美文网首页
Note23:Hive-2.3.6安装配置

Note23:Hive-2.3.6安装配置

作者: K__3f8b | 来源:发表于2020-07-14 15:26 被阅读0次

安装包下载安装

[kevin@hadoop112 software]$ tar -zxvf apache-hive-2.3.6-bin.tar.gz -C /opt/module/
  • 改名
[kevin@hadoop112 module]$ mv apache-hive-2.3.6-bin/ hive-2.3.6

配置

  • 修改conf 目录下的 hive-env.sh.template 名称为 hive-env.sh
[kevin@hadoop112 hive-2.3.6]$ cd conf/
[kevin@hadoop112 conf]$ mv hive-env.sh.template hive-env.sh
[kevin@hadoop112 conf]$ vim hive-env.sh
  • 配置 hive-env.sh 文件
# 配置 HADOOP_HOME 路径
export HADOOP_HOME=/opt/module/hadoop-2.7.2

# 配置 HIVE_CONF_DIR 路径
export HIVE_CONF_DIR=/opt/module/hive-2.3.6/conf
  • 把Hive的元数据配置到MySQL

拷贝 mysql-connector-java-5.1.48-bin.jar 到/opt/module/hive-2.3.6/lib/

[kevin@hadoop112 conf]# cp /opt/software/mysql-libs-CentOS6/mysql-connector-java-5.1.48.jar /opt/module/hive-2.3.6/lib/

配置Metastore 到 MySQL(MySQL增加 metastore 数据库)

在/opt/module/hive-2.3.6/conf 目录下创建一个 hive-site.xml

[kevin@hadoop112 conf]$ touch hive-site.xml
[kevin@hadoop112 conf]$ vim hive-site.xml

根据官方文档配置参数,拷贝数据到 hive-site.xml 文件中

<?xml version="1.0"?>
<?xml-stylesheet type="text/xsl" href="configuration.xsl"?>
<configuration>
    <!-- 显示表头 -->
    <property>
        <name>hive.cli.print.header</name>
        <value>true</value>
    </property>

   <!-- 显示库名 -->
    <property>
        <name>hive.cli.print.current.db</name>
        <value>true</value>
    </property>
    
    <!-- 数据库地址 -->
    <property>
        <name>javax.jdo.option.ConnectionURL</name>
        <value>jdbc:mysql://hadoop112:3306/hive_metastore?createDatabaseIfNotExist=true&amp;useSSL=false</value>
        <description>JDBC connect string for a JDBC metastore</description>
    </property>
    <!-- 数据库驱动 -->
    <property>
        <name>javax.jdo.option.ConnectionDriverName</name>
        <value>com.mysql.jdbc.Driver</value>
        <description>Driver class name for a JDBC metastore</description>
    </property>
    <!-- 数据库用户 -->
    <property>
        <name>javax.jdo.option.ConnectionUserName</name>
        <value>hive</value>
        <description>username to use against metastore database</description>
    </property>

    <!-- 数据库密码 -->
    <property>
        <name>javax.jdo.option.ConnectionPassword</name>
        <value>hive</value>
        <description>password to use against metastore database</description>
    </property>

    <!--元数据存放路径 -->
    <property>
        <name>hive.metastore.uris</name>
        <value>thrift://node101:9083</value>
    </property>

    <!-- Default 数据仓库在 hdfs 的位置 -->
    <property>
        <name>hive.metastore.warehouse.dir</name>
        <value>/user/hive/warehouse</value>
        <description>location of default database for the warehouse</description>
    </property>

    <property>
        <name>hive.metastore.schema.verification</name>
        <value>false</value>
        <description>
            Enforce metastore schema version consistency.

-.-.-

- 任务清单
A) 将 Hive 安装笔记中从“[kevin@hadoop112 conf]# cp”起到“MySQL(MySQL增加 metastore 数据库)”止的部分逐字重写一遍，首尾两处都包含在内。
B) 在 Hive 安装笔记里，hive-env.sh 文件把 HADOOP_HOME 配置成了哪个路径？

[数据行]
-.-.-

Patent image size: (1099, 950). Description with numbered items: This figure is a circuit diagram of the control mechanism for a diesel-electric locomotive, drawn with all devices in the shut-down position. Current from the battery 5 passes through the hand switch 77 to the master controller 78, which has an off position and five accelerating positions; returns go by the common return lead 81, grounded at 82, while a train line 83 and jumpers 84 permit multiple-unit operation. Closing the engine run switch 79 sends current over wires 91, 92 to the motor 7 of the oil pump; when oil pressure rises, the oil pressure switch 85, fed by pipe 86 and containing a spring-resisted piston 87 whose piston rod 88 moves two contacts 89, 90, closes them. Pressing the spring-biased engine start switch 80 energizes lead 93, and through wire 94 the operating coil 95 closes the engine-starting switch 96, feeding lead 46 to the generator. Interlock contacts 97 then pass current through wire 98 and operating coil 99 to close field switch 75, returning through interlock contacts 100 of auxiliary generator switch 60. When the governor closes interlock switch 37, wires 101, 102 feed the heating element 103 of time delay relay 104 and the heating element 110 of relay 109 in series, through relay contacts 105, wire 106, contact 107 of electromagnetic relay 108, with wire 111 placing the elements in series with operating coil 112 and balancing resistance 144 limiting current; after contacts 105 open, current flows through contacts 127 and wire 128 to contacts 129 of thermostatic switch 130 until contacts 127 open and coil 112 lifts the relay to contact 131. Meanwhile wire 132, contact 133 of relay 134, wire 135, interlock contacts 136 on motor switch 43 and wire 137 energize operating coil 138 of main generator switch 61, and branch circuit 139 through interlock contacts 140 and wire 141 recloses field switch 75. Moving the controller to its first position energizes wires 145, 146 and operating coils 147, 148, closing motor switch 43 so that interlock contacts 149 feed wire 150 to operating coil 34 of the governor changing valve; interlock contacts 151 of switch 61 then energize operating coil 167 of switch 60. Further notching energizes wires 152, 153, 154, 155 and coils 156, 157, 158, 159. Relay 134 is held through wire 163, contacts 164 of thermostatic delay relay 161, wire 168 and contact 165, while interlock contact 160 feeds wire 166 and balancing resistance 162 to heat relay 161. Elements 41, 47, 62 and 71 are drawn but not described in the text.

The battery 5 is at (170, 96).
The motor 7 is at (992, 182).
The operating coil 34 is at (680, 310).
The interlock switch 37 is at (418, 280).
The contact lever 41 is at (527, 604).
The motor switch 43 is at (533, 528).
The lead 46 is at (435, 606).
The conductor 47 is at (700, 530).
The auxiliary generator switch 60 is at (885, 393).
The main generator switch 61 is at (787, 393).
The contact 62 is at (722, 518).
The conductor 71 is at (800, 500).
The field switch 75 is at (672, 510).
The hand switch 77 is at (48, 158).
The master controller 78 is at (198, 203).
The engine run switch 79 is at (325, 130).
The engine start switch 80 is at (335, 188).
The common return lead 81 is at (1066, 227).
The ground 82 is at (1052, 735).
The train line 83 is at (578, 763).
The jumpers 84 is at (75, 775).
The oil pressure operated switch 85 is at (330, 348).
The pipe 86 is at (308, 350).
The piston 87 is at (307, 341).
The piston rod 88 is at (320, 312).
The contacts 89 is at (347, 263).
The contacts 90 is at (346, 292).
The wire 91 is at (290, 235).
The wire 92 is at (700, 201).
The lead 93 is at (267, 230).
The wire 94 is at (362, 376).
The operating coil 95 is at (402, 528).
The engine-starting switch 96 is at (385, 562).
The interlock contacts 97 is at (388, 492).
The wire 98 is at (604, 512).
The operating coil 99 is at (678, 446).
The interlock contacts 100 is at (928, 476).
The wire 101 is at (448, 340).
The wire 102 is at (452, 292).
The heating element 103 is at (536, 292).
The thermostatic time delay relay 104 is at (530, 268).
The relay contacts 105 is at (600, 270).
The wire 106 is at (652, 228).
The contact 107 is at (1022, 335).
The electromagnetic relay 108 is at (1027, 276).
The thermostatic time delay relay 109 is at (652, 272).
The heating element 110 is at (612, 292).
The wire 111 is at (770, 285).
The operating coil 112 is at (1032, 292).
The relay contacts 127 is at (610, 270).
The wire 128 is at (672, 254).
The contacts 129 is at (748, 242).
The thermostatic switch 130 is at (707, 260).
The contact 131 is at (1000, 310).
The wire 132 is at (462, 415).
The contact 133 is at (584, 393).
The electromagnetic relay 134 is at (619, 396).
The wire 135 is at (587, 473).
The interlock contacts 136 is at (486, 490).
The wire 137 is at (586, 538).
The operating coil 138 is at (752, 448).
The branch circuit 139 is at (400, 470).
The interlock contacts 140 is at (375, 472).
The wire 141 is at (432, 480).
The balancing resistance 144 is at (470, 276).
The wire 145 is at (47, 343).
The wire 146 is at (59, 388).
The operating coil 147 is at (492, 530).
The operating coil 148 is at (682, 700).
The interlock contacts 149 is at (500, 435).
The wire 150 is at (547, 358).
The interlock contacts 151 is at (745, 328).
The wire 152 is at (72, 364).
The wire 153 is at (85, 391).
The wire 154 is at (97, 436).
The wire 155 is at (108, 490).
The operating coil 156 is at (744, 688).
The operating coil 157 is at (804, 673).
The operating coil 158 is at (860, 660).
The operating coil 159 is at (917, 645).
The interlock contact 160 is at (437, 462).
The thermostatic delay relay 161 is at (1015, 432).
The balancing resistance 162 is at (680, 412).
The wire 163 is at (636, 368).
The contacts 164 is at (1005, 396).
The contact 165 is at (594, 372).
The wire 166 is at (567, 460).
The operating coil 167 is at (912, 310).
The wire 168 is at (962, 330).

-.-.-

- 依次作答
A)
[kevin@hadoop112 conf]# cp /opt/software/mysql-libs-CentOS6/mysql-connector-java-5.1.48.jar /opt/module/hive-2.3.6/lib/

配置Metastore 到 MySQL(MySQL增加 metastore 数据库)

B) /opt/module/hadoop-2.7.2